WORK TO BE COMPLETED
Exactly as written, reproduce all of the entries.

DATA SHOWN

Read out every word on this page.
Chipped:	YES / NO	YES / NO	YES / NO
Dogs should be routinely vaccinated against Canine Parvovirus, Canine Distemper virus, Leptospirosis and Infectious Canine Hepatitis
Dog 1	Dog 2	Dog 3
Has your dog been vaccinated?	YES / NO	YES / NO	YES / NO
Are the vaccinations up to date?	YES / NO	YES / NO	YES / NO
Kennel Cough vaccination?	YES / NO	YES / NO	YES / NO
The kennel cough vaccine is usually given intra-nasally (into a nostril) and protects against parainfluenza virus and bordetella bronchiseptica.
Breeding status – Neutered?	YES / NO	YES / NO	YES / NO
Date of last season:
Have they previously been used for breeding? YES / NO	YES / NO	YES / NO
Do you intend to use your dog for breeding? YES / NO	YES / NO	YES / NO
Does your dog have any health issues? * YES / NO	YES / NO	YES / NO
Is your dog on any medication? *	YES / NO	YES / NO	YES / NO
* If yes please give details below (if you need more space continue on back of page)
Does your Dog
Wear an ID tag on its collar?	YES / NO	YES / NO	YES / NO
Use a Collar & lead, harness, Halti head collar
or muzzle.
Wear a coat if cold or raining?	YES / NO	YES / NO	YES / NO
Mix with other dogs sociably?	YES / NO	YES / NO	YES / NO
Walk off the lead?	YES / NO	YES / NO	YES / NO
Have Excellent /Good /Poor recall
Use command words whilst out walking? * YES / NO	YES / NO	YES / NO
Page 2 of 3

TASK SOLUTION
Read out every word on this page.
Chipped:	YES / NO	YES / NO	YES / NO
Dogs should be routinely vaccinated against Canine Parvovirus, Canine Distemper virus, Leptospirosis and Infectious Canine Hepatitis
Dog 1	Dog 2	Dog 3
Has your dog been vaccinated?	YES / NO	YES / NO	YES / NO
Are the vaccinations up to date?	YES / NO	YES / NO	YES / NO
Kennel Cough vaccination?	YES / NO	YES / NO	YES / NO
The kennel cough vaccine is usually given intra-nasally (into a nostril) and protects against parainfluenza virus and bordetella bronchiseptica.
Breeding status – Neutered?	YES / NO	YES / NO	YES / NO
Date of last season:
Have they previously been used for breeding? YES / NO	YES / NO	YES / NO
Do you intend to use your dog for breeding? YES / NO	YES / NO	YES / NO
Does your dog have any health issues? * YES / NO	YES / NO	YES / NO
Is your dog on any medication? *	YES / NO	YES / NO	YES / NO
* If yes please give details below (if you need more space continue on back of page)
Does your Dog
Wear an ID tag on its collar?	YES / NO	YES / NO	YES / NO
Use a Collar & lead, harness, Halti head collar
or muzzle.
Wear a coat if cold or raining?	YES / NO	YES / NO	YES / NO
Mix with other dogs sociably?	YES / NO	YES / NO	YES / NO
Walk off the lead?	YES / NO	YES / NO	YES / NO
Have Excellent /Good /Poor recall
Use command words whilst out walking? * YES / NO	YES / NO	YES / NO
Page 2 of 3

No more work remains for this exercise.